STATED GOAL: Every entry here needs to be repeated exactly.

EXERCISE MATERIAL:
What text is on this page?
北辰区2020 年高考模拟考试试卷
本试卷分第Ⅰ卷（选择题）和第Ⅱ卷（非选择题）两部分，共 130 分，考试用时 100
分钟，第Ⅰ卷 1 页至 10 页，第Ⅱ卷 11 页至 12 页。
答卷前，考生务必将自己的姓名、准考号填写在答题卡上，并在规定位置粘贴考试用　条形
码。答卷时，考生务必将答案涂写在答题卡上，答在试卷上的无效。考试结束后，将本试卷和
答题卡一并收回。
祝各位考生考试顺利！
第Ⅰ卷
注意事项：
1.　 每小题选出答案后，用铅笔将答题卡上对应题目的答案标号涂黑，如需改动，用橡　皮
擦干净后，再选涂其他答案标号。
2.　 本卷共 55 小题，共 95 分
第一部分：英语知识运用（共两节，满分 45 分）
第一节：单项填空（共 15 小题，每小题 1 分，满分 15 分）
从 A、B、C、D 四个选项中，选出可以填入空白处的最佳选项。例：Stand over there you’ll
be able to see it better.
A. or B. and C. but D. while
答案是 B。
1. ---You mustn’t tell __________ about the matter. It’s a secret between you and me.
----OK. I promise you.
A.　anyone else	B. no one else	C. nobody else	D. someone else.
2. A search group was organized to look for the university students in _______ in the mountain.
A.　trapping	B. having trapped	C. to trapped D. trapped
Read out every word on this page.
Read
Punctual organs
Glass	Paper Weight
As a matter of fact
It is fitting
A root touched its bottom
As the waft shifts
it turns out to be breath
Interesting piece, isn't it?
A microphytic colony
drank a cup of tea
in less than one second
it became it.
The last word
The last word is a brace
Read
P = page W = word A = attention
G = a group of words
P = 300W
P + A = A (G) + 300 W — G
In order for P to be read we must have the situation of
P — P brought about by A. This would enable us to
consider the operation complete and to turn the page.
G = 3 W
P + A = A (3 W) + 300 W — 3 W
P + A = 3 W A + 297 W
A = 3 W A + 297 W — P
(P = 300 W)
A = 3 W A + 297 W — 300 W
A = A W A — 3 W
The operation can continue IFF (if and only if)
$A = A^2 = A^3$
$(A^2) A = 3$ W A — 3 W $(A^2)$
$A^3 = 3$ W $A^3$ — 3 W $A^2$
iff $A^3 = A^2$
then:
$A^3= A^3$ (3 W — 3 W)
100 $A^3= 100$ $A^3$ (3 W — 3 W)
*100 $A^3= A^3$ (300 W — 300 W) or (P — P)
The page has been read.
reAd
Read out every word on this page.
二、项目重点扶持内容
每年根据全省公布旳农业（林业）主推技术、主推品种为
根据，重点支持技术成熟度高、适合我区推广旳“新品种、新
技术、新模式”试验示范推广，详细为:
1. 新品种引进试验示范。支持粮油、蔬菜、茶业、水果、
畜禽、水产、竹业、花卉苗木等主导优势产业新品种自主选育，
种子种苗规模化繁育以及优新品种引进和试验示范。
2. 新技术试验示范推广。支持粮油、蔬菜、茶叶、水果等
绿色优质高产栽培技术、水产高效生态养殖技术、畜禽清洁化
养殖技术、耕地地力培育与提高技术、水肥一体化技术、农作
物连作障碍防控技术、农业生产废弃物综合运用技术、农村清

EXPECTED ANSWER:
What text is on this page?
北辰区2020 年高考模拟考试试卷
本试卷分第Ⅰ卷（选择题）和第Ⅱ卷（非选择题）两部分，共 130 分，考试用时 100
分钟，第Ⅰ卷 1 页至 10 页，第Ⅱ卷 11 页至 12 页。
答卷前，考生务必将自己的姓名、准考号填写在答题卡上，并在规定位置粘贴考试用　条形
码。答卷时，考生务必将答案涂写在答题卡上，答在试卷上的无效。考试结束后，将本试卷和
答题卡一并收回。
祝各位考生考试顺利！
第Ⅰ卷
注意事项：
1.　 每小题选出答案后，用铅笔将答题卡上对应题目的答案标号涂黑，如需改动，用橡　皮
擦干净后，再选涂其他答案标号。
2.　 本卷共 55 小题，共 95 分
第一部分：英语知识运用（共两节，满分 45 分）
第一节：单项填空（共 15 小题，每小题 1 分，满分 15 分）
从 A、B、C、D 四个选项中，选出可以填入空白处的最佳选项。例：Stand over there you’ll
be able to see it better.
A. or B. and C. but D. while
答案是 B。
1. ---You mustn’t tell __________ about the matter. It’s a secret between you and me.
----OK. I promise you.
A.　anyone else	B. no one else	C. nobody else	D. someone else.
2. A search group was organized to look for the university students in _______ in the mountain.
A.　trapping	B. having trapped	C. to trapped D. trapped
Read out every word on this page.
Read
Punctual organs
Glass	Paper Weight
As a matter of fact
It is fitting
A root touched its bottom
As the waft shifts
it turns out to be breath
Interesting piece, isn't it?
A microphytic colony
drank a cup of tea
in less than one second
it became it.
The last word
The last word is a brace
Read
P = page W = word A = attention
G = a group of words
P = 300W
P + A = A (G) + 300 W — G
In order for P to be read we must have the situation of
P — P brought about by A. This would enable us to
consider the operation complete and to turn the page.
G = 3 W
P + A = A (3 W) + 300 W — 3 W
P + A = 3 W A + 297 W
A = 3 W A + 297 W — P
(P = 300 W)
A = 3 W A + 297 W — 300 W
A = A W A — 3 W
The operation can continue IFF (if and only if)
$A = A^2 = A^3$
$(A^2) A = 3$ W A — 3 W $(A^2)$
$A^3 = 3$ W $A^3$ — 3 W $A^2$
iff $A^3 = A^2$
then:
$A^3= A^3$ (3 W — 3 W)
100 $A^3= 100$ $A^3$ (3 W — 3 W)
*100 $A^3= A^3$ (300 W — 300 W) or (P — P)
The page has been read.
reAd
Read out every word on this page.
二、项目重点扶持内容
每年根据全省公布旳农业（林业）主推技术、主推品种为
根据，重点支持技术成熟度高、适合我区推广旳“新品种、新
技术、新模式”试验示范推广，详细为:
1. 新品种引进试验示范。支持粮油、蔬菜、茶业、水果、
畜禽、水产、竹业、花卉苗木等主导优势产业新品种自主选育，
种子种苗规模化繁育以及优新品种引进和试验示范。
2. 新技术试验示范推广。支持粮油、蔬菜、茶叶、水果等
绿色优质高产栽培技术、水产高效生态养殖技术、畜禽清洁化
养殖技术、耕地地力培育与提高技术、水肥一体化技术、农作
物连作障碍防控技术、农业生产废弃物综合运用技术、农村清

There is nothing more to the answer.